▶ _Extracted text_:
----
Between May 3rd –7th the Ronald Coase Institute (USA) Seminar on Institutional Economics took place at the HSE. The seminar is traditionally held in key national research universities around the world. In this, the tenth anniversary year of these seminars, the HSE became a co-organizer and Maria Yudkevich, HSE Director for Academic Development and one of the seminar experts, told us about the event.

- Maria, what does the Ronald Coase Institute do and what are the aims of the seminars it organizes?

- The Ronald Coase Institute promotes institutional economics and studies economic institutions worldwide. One of its founders is Ronald Coase, Nobel Prize winner in Economics, and now three more Nobel Prize laureates are involved in this work:Douglass North, Elinor Ostrom and Oliver Williamson. All of them have participated as experts in Institute seminars, delivering lectures and discussing research projects presented by Seminar participants. The Institute uses various forms of research support and also looks for new researchers and helps them acquire new knowledge, new contacts in the academic community and by means of such ‘influence'on young researchers aims to promote changes in the countries where those researchers are working. Twice a year the Institute holds intensive conferences or seminars in institutional economics, where the selected researchers not only present the results of their work, but meet seminar experts - leading specialist in this area, listen to lectures and establish professional and academic contacts.

- Why was the HSE chosen to host the latest seminar?

- Usually these seminars are held in large universities which have gained a reputation as important centres of economics research in their respective countries. It is rather hard to become one of them, but the HSE, thanks to its large number of researchers working specifically in institutional economics, got the opportunity to host such a seminar. From the HSE's side, the seminar was organized by the Laboratory for Institutional Analysis of Economic Reforms (LIA). Institutional analysis of reforms is one of the priority areas of research in the National Research University programme, and it really gave us a unique opportunity to get our colleagues to understand our work as well as allowing us to establish new contacts and build joint plans.

- Who were the experts of the seminar?

- The team of experts at the recent seminar included Alexandra and Lee Benhams (Washington University in St.Louis), Henry Morman (Institutional Research Group, US), Sebastian Galiani (Washington University in St.Louis), Peter Murrell (University of Maryland), John Nye (George Mason University), MarošServátka (Univeristy of Canterbury), Mary Shirley (World Bank, Ronald Coase Institute), Alberto Simpser (University of Chicago), Konstanitn Sonin (Russian Economic School) and Maria Yudkevich (Higher School of Economics).

- How did you select the participants for the seminar?

- There were more than 80 applications from young people interested in coming to the seminar, and in the end, about 30 people were selected to come to Moscow. Of course among them were our postgraduate students, young teachers and researchers, as well as representatives from other authoritative Russian universities, such as Saint Petersburg University, Novosibirsk State University and MSU, but Russian participants made up less than half the total number. Most of them were researchers from Central and Western Europe, South African Republic, China, India and other regions.

- How was the seminar programme built, and what element took priority - presentational or educational?

- In the first place, experts read lectures, but those lectures were rather short:from 30 minutes to an hour long. And the lectures were not so much about research work of those experts as about what ideas and tools they used in their work. The audience were encouraged to ask questions to the speaker. The second part of the seminar can be relatively called educational. The idea was that the participants during the first day would have the opportunity to speak about their work in small groups leaded by several experts and get a feedback from experts as well as from their fellow researchers.
----
▶ _Given information_:
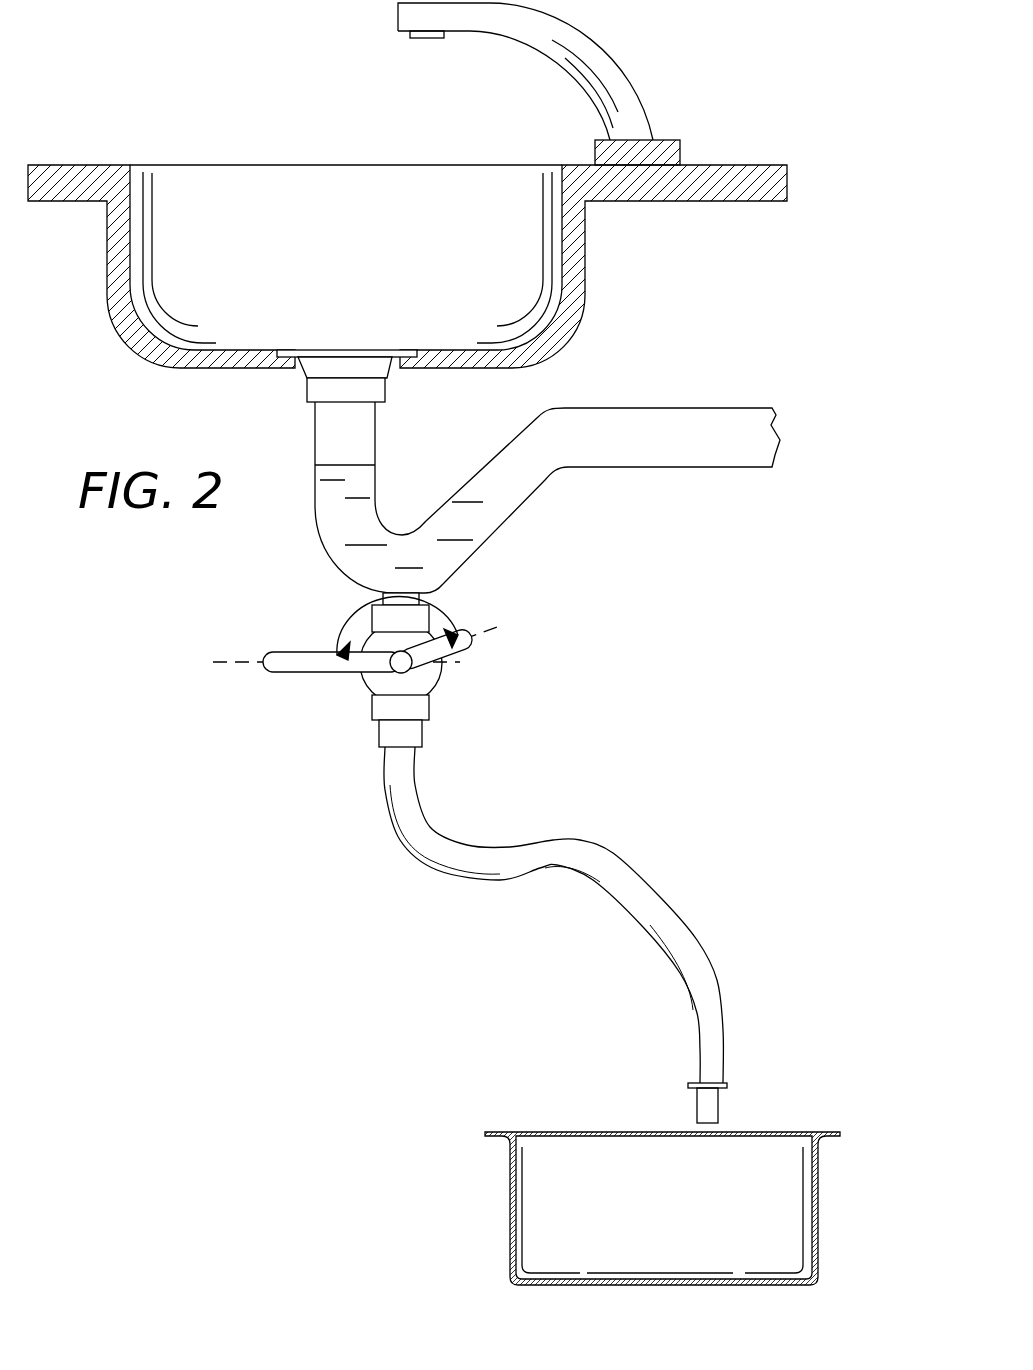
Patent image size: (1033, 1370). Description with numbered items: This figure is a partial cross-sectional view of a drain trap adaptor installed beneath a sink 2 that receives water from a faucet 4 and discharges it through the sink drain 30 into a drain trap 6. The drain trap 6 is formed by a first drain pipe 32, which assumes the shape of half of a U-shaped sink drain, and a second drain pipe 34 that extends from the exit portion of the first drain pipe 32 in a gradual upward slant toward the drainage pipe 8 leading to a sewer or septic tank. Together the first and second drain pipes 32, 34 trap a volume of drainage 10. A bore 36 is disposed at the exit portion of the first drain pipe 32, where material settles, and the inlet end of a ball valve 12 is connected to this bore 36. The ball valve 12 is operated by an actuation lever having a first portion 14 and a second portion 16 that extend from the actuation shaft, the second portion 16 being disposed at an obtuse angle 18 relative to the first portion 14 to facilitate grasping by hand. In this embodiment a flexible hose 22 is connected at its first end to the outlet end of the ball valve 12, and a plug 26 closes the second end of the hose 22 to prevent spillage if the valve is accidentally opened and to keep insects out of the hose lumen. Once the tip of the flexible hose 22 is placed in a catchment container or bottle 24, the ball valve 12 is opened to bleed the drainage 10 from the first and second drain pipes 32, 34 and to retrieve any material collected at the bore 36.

The sink 2 is at (107, 262).
The faucet 4 is at (398, 12).
The drain trap 6 is at (470, 422).
The drainage pipe leading to sewer or septic tank 8 is at (660, 408).
The drainage 10 is at (470, 525).
The ball valve 12 is at (362, 682).
The first portion of lever 14 is at (285, 652).
The second portion of lever 16 is at (476, 632).
The angle between first and second portions of lever 18 is at (453, 630).
The drain tube 22 is at (612, 898).
The catchment basin 24 is at (508, 1172).
The plug 26 is at (697, 1096).
The sink drain 30 is at (358, 350).
The first drain pipe 32 is at (385, 500).
The second drain pipe 34 is at (454, 485).
The bore 36 is at (383, 598).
----
▶ _Exercise goal_:
List every Nobel Prize laureate in Economics named in the interview about the Ronald Coase Institute seminar at the HSE.

▶ _Task output_:
Ronald Coase
Douglass North
Elinor Ostrom
Oliver Williamson